:: REQUIRED WORK ::
Read the listing and extract each line that includes the word "строительства".
┄┄┄┄┄┄┄┄┄┄
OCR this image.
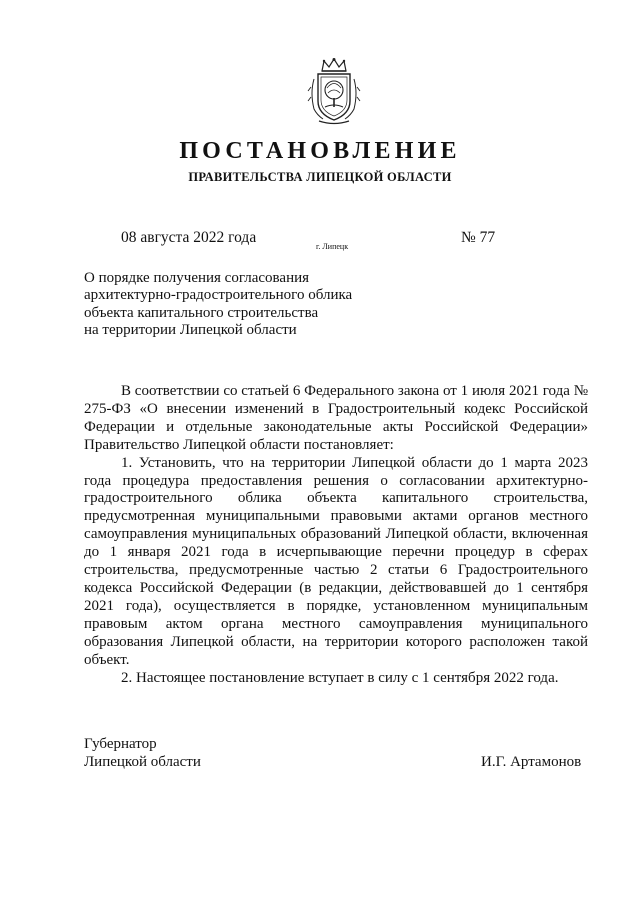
ПОСТАНОВЛЕНИЕ
ПРАВИТЕЛЬСТВА ЛИПЕЦКОЙ ОБЛАСТИ
08 августа 2022 года
г. Липецк
№ 77
О порядке получения согласования
архитектурно-градостроительного облика
объекта капитального строительства
на территории Липецкой области

В соответствии со статьей 6 Федерального закона от 1 июля 2021 года № 275-ФЗ «О внесении изменений в Градостроительный кодекс Российской Федерации и отдельные законодательные акты Российской Федерации» Правительство Липецкой области постановляет:

1. Установить, что на территории Липецкой области до 1 марта 2023 года процедура предоставления решения о согласовании архитектурно-градостроительного облика объекта капитального строительства, предусмотренная муниципальными правовыми актами органов местного самоуправления муниципальных образований Липецкой области, включенная до 1 января 2021 года в исчерпывающие перечни процедур в сферах строительства, предусмотренные частью 2 статьи 6 Градостроительного кодекса Российской Федерации (в редакции, действовавшей до 1 сентября 2021 года), осуществляется в порядке, установленном муниципальным правовым актом органа местного самоуправления муниципального образования Липецкой области, на территории которого расположен такой объект.

2. Настоящее постановление вступает в силу с 1 сентября 2022 года.

Губернатор
Липецкой области	И.Г. Артамонов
┄┄┄┄┄┄┄┄┄┄
:: RIGHT ANSWER ::
объекта капитального строительства
1. Установить, что на территории Липецкой области до 1 марта 2023 года процедура предоставления решения о согласовании архитектурно-градостроительного облика объекта капитального строительства, предусмотренная муниципальными правовыми актами органов местного самоуправления муниципальных образований Липецкой области, включенная до 1 января 2021 года в исчерпывающие перечни процедур в сферах строительства, предусмотренные частью 2 статьи 6 Градостроительного кодекса Российской Федерации (в редакции, действовавшей до 1 сентября 2021 года), осуществляется в порядке, установленном муниципальным правовым актом органа местного самоуправления муниципального образования Липецкой области, на территории которого расположен такой объект.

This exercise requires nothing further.